SUPPLIED DATA:
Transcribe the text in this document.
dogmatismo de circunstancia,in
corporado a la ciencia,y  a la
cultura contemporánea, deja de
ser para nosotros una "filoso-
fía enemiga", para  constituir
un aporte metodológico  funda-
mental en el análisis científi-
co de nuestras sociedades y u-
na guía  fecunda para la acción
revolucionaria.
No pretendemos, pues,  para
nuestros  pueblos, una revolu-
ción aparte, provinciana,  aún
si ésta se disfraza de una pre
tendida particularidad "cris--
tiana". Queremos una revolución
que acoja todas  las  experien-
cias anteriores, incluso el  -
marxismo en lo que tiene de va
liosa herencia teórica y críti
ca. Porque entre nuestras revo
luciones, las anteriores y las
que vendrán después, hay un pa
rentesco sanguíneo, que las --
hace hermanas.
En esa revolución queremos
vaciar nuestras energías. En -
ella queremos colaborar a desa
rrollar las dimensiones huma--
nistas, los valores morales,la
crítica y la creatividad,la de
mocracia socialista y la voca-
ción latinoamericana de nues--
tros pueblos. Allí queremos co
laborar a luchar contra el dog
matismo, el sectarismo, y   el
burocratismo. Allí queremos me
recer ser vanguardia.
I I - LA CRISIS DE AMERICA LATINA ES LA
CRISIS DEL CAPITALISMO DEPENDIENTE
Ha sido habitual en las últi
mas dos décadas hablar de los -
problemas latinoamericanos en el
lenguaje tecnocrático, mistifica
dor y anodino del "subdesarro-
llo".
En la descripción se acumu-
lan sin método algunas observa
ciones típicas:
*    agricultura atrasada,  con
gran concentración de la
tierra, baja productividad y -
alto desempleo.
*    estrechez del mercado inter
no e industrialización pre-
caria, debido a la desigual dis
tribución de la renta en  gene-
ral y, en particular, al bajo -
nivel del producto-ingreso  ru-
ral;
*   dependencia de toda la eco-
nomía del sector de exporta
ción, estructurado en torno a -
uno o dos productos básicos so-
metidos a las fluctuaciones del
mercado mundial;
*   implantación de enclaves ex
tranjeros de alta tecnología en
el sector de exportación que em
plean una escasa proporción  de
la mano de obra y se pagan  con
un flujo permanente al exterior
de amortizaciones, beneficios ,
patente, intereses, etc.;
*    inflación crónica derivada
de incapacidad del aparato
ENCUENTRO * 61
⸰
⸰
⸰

SET TASK:
Go through the records and gather the lines that hold "anteriores".

ANSWER TO THIS PROBLEM:
cias anteriores, incluso el  -
luciones, las anteriores y las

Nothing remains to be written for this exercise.